:: SOURCE MATERIAL ::

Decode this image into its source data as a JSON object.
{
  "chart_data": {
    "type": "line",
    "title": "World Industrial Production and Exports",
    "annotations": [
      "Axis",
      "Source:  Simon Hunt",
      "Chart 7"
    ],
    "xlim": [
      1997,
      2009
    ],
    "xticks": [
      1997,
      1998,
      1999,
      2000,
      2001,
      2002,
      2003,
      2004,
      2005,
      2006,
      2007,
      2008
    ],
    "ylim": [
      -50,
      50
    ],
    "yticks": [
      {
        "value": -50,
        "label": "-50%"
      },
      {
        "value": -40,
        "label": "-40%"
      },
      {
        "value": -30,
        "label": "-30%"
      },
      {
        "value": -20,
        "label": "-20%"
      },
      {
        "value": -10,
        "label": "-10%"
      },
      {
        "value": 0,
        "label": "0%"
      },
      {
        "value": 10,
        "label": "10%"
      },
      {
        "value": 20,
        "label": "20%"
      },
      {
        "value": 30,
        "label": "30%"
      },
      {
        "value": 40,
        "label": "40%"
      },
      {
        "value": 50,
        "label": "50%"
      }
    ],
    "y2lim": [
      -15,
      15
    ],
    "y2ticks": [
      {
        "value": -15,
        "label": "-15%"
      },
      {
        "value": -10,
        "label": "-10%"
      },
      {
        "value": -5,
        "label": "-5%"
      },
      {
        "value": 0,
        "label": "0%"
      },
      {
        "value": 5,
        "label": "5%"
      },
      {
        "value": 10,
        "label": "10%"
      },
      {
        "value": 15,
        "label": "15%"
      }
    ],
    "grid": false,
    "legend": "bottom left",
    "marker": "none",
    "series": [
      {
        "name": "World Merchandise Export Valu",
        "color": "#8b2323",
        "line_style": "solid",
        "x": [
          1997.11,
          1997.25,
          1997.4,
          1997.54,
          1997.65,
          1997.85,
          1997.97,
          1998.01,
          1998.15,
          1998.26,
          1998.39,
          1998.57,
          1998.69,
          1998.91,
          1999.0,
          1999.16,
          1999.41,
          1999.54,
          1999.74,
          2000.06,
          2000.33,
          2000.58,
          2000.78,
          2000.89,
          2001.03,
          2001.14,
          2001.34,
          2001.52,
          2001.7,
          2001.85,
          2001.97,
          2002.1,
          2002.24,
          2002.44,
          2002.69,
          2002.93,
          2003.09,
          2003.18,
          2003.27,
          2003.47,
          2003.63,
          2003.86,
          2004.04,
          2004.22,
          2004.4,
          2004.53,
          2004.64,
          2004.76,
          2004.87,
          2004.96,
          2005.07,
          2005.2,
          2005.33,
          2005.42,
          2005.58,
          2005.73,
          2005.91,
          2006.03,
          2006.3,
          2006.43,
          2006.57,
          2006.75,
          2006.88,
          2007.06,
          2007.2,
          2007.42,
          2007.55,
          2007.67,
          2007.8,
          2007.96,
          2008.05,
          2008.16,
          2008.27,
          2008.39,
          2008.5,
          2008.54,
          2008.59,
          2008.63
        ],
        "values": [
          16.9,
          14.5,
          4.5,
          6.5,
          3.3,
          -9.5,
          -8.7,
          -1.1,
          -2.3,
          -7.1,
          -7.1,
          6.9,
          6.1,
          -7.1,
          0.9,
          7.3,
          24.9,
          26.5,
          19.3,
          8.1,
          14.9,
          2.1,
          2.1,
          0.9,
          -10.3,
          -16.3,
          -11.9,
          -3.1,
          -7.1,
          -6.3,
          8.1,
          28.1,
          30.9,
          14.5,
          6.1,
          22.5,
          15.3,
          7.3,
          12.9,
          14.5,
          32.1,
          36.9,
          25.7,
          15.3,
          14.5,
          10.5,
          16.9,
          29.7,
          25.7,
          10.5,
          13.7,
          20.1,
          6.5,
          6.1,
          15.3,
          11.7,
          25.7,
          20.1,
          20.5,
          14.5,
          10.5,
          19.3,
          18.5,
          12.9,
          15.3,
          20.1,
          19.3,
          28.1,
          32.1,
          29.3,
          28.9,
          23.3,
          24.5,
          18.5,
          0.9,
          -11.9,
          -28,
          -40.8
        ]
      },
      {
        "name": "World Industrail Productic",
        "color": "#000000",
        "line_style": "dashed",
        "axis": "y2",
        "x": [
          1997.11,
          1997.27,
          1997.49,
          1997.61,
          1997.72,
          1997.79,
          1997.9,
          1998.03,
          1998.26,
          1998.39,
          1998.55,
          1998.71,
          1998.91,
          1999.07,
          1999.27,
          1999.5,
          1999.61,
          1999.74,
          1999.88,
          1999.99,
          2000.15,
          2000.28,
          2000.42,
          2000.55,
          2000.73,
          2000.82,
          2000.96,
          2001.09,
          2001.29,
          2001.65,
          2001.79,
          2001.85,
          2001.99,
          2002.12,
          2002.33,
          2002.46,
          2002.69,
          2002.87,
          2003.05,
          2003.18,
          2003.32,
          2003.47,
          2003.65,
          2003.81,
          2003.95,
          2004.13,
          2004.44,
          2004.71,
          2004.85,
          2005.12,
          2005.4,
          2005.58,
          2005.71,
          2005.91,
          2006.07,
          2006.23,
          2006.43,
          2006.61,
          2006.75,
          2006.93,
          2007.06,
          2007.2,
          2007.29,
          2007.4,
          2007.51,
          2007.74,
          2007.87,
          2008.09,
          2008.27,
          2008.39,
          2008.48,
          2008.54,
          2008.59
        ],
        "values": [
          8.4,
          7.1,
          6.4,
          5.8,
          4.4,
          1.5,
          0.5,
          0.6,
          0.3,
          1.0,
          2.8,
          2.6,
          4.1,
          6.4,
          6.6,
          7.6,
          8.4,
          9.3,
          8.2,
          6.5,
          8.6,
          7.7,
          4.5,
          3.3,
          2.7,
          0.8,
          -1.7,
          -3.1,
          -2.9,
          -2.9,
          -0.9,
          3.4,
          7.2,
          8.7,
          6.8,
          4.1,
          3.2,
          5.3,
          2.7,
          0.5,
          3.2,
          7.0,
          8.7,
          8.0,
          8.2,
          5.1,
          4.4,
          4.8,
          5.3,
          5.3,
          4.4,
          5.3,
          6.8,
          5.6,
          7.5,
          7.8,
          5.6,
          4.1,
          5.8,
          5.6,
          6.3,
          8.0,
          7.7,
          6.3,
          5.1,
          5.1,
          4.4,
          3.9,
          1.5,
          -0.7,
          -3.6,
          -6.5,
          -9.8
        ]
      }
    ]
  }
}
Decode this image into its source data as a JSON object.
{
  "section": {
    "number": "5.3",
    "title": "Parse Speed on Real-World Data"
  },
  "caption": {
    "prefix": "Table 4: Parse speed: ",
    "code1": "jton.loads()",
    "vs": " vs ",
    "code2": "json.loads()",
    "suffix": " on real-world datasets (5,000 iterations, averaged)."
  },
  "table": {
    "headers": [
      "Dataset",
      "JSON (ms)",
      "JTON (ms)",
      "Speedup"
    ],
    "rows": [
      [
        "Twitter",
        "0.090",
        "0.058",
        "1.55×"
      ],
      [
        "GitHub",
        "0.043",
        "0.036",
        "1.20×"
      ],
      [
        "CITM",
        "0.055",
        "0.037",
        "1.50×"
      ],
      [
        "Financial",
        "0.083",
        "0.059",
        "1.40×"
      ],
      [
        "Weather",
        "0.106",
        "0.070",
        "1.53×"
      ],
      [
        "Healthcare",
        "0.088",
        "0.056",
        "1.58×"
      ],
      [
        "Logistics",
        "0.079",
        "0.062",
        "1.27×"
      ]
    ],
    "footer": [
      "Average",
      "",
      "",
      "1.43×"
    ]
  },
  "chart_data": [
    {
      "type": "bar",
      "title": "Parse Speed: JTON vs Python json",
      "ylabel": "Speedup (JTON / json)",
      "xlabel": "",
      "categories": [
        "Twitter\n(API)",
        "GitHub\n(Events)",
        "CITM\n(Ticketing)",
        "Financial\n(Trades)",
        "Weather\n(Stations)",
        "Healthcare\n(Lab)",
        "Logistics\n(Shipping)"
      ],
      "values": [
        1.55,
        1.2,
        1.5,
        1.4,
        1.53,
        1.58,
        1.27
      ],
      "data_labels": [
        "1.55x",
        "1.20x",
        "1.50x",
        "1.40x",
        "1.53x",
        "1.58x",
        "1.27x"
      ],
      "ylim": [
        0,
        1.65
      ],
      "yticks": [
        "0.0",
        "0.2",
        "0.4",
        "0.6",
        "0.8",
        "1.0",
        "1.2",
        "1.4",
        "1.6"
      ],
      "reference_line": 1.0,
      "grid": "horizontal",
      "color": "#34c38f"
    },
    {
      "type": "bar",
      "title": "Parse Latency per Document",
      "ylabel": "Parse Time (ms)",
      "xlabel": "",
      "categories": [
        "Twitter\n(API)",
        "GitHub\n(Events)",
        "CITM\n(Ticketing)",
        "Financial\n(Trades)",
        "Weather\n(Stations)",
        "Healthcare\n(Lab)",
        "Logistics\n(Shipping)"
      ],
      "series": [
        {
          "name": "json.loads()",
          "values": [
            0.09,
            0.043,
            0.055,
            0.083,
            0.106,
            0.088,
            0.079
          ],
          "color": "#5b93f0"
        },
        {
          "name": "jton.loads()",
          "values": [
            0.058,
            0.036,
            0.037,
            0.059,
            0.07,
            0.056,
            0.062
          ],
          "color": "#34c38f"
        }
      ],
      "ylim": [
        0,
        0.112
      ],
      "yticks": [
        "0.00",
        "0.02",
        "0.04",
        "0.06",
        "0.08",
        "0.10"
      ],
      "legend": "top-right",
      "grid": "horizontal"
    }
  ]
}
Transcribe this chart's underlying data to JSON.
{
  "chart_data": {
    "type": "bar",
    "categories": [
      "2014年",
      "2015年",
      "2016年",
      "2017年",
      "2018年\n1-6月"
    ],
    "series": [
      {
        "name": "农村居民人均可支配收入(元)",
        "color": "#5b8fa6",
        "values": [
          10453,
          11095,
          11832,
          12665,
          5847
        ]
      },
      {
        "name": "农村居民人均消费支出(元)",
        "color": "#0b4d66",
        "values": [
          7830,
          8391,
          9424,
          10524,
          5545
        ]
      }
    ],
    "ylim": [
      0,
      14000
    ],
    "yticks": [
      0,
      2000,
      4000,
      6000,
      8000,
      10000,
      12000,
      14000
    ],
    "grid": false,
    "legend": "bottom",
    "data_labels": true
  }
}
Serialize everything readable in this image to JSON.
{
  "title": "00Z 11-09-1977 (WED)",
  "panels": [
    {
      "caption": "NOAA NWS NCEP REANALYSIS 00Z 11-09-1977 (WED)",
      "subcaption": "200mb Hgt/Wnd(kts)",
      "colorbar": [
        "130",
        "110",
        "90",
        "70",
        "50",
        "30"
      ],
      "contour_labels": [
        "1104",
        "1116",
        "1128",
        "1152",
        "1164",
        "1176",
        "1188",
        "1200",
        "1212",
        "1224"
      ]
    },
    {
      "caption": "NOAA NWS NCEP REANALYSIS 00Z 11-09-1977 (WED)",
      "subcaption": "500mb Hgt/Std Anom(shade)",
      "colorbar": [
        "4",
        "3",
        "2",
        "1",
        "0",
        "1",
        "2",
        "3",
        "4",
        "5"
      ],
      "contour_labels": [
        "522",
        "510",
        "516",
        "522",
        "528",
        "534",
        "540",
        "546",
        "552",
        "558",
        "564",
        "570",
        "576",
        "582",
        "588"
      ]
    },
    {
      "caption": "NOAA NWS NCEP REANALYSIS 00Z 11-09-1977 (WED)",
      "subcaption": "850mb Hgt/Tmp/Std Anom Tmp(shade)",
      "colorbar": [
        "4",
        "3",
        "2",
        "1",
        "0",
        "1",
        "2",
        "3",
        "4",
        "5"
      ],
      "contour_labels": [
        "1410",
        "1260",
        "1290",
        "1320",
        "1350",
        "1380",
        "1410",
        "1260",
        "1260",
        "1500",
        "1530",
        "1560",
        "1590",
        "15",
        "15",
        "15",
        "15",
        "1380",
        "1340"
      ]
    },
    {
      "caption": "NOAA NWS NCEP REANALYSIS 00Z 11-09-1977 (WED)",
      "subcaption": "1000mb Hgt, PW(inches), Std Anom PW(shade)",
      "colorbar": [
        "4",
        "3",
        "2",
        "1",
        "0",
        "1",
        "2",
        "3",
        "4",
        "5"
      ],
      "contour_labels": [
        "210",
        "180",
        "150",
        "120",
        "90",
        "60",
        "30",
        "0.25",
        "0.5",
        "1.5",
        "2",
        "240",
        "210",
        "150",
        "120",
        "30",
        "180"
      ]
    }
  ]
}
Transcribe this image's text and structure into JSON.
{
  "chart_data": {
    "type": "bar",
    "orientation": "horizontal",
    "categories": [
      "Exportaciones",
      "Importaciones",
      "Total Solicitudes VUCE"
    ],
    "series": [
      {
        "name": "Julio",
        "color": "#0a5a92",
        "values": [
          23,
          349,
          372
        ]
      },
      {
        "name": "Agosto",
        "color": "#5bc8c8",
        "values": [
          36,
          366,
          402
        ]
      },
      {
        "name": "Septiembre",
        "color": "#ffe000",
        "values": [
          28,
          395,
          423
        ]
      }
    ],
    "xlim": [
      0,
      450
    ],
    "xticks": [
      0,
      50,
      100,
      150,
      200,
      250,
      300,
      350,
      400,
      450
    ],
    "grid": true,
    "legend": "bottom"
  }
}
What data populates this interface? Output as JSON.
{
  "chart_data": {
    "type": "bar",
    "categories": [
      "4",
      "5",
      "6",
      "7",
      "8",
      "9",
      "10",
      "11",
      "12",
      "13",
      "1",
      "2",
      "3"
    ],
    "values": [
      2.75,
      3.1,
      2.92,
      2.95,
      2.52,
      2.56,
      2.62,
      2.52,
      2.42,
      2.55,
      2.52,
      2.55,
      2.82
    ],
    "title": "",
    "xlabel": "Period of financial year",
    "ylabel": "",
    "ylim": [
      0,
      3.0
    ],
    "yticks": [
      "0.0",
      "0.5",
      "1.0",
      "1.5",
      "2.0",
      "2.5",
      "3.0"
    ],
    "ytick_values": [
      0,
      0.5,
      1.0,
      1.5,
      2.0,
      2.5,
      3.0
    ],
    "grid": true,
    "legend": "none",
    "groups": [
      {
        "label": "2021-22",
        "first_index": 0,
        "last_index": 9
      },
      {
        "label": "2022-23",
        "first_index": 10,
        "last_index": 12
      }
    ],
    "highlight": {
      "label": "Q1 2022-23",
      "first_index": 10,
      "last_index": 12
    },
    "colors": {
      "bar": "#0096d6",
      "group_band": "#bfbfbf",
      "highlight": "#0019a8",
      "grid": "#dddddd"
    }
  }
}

:::

◆ PROBLEM TO SOLVE:
Using the material above, copy every line in which the string "title" occurs.

◆ RIGHT ANSWER:
    "title": "World Industrial Production and Exports",
    "title": "Parse Speed on Real-World Data"
      "title": "Parse Speed: JTON vs Python json",
      "title": "Parse Latency per Document",
  "title": "00Z 11-09-1977 (WED)",
    "title": "",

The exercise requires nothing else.